§ TASK REQUIREMENTS
Copy the data word for word, keeping every line.

Dataset entries on figures
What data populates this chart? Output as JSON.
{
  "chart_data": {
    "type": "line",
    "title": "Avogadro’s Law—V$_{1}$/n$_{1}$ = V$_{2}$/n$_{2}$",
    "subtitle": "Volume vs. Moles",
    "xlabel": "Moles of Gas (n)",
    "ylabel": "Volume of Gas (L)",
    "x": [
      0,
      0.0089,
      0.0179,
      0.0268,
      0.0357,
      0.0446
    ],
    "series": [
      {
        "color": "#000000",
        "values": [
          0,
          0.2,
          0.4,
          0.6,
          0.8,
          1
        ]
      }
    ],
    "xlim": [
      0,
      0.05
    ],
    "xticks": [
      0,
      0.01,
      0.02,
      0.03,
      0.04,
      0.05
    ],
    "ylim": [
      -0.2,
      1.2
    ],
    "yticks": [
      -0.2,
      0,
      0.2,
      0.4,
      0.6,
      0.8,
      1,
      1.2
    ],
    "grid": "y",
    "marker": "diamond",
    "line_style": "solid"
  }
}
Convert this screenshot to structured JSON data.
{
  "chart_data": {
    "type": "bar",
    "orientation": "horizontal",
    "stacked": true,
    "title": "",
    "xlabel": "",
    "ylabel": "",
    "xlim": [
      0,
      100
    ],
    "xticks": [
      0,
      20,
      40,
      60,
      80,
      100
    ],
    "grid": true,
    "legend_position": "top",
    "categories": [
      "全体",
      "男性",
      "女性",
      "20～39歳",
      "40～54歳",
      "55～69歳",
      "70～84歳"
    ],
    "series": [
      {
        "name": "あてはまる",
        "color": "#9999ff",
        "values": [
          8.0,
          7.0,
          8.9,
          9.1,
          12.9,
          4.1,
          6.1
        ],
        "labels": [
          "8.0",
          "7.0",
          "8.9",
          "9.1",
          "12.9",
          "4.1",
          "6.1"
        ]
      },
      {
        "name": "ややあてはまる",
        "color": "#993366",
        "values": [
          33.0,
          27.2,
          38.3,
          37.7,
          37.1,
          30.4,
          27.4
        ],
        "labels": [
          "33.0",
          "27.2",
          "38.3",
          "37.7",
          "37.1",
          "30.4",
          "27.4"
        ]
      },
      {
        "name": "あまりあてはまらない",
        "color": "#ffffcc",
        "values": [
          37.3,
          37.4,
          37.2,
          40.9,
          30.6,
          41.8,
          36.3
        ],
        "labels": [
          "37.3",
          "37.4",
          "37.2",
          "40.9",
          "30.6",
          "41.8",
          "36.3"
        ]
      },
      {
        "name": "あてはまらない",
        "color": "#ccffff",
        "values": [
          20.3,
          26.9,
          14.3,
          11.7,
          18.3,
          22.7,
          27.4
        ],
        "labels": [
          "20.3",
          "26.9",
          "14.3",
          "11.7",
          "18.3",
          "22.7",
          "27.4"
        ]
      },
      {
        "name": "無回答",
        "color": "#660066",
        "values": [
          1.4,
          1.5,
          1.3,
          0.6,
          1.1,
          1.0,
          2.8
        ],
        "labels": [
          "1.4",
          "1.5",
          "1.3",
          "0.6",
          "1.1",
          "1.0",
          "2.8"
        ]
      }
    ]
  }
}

§ EXERCISE RESPONSE
What data populates this chart? Output as JSON.
{
  "chart_data": {
    "type": "line",
    "title": "Avogadro’s Law—V$_{1}$/n$_{1}$ = V$_{2}$/n$_{2}$",
    "subtitle": "Volume vs. Moles",
    "xlabel": "Moles of Gas (n)",
    "ylabel": "Volume of Gas (L)",
    "x": [
      0,
      0.0089,
      0.0179,
      0.0268,
      0.0357,
      0.0446
    ],
    "series": [
      {
        "color": "#000000",
        "values": [
          0,
          0.2,
          0.4,
          0.6,
          0.8,
          1
        ]
      }
    ],
    "xlim": [
      0,
      0.05
    ],
    "xticks": [
      0,
      0.01,
      0.02,
      0.03,
      0.04,
      0.05
    ],
    "ylim": [
      -0.2,
      1.2
    ],
    "yticks": [
      -0.2,
      0,
      0.2,
      0.4,
      0.6,
      0.8,
      1,
      1.2
    ],
    "grid": "y",
    "marker": "diamond",
    "line_style": "solid"
  }
}
Convert this screenshot to structured JSON data.
{
  "chart_data": {
    "type": "bar",
    "orientation": "horizontal",
    "stacked": true,
    "title": "",
    "xlabel": "",
    "ylabel": "",
    "xlim": [
      0,
      100
    ],
    "xticks": [
      0,
      20,
      40,
      60,
      80,
      100
    ],
    "grid": true,
    "legend_position": "top",
    "categories": [
      "全体",
      "男性",
      "女性",
      "20～39歳",
      "40～54歳",
      "55～69歳",
      "70～84歳"
    ],
    "series": [
      {
        "name": "あてはまる",
        "color": "#9999ff",
        "values": [
          8.0,
          7.0,
          8.9,
          9.1,
          12.9,
          4.1,
          6.1
        ],
        "labels": [
          "8.0",
          "7.0",
          "8.9",
          "9.1",
          "12.9",
          "4.1",
          "6.1"
        ]
      },
      {
        "name": "ややあてはまる",
        "color": "#993366",
        "values": [
          33.0,
          27.2,
          38.3,
          37.7,
          37.1,
          30.4,
          27.4
        ],
        "labels": [
          "33.0",
          "27.2",
          "38.3",
          "37.7",
          "37.1",
          "30.4",
          "27.4"
        ]
      },
      {
        "name": "あまりあてはまらない",
        "color": "#ffffcc",
        "values": [
          37.3,
          37.4,
          37.2,
          40.9,
          30.6,
          41.8,
          36.3
        ],
        "labels": [
          "37.3",
          "37.4",
          "37.2",
          "40.9",
          "30.6",
          "41.8",
          "36.3"
        ]
      },
      {
        "name": "あてはまらない",
        "color": "#ccffff",
        "values": [
          20.3,
          26.9,
          14.3,
          11.7,
          18.3,
          22.7,
          27.4
        ],
        "labels": [
          "20.3",
          "26.9",
          "14.3",
          "11.7",
          "18.3",
          "22.7",
          "27.4"
        ]
      },
      {
        "name": "無回答",
        "color": "#660066",
        "values": [
          1.4,
          1.5,
          1.3,
          0.6,
          1.1,
          1.0,
          2.8
        ],
        "labels": [
          "1.4",
          "1.5",
          "1.3",
          "0.6",
          "1.1",
          "1.0",
          "2.8"
        ]
      }
    ]
  }
}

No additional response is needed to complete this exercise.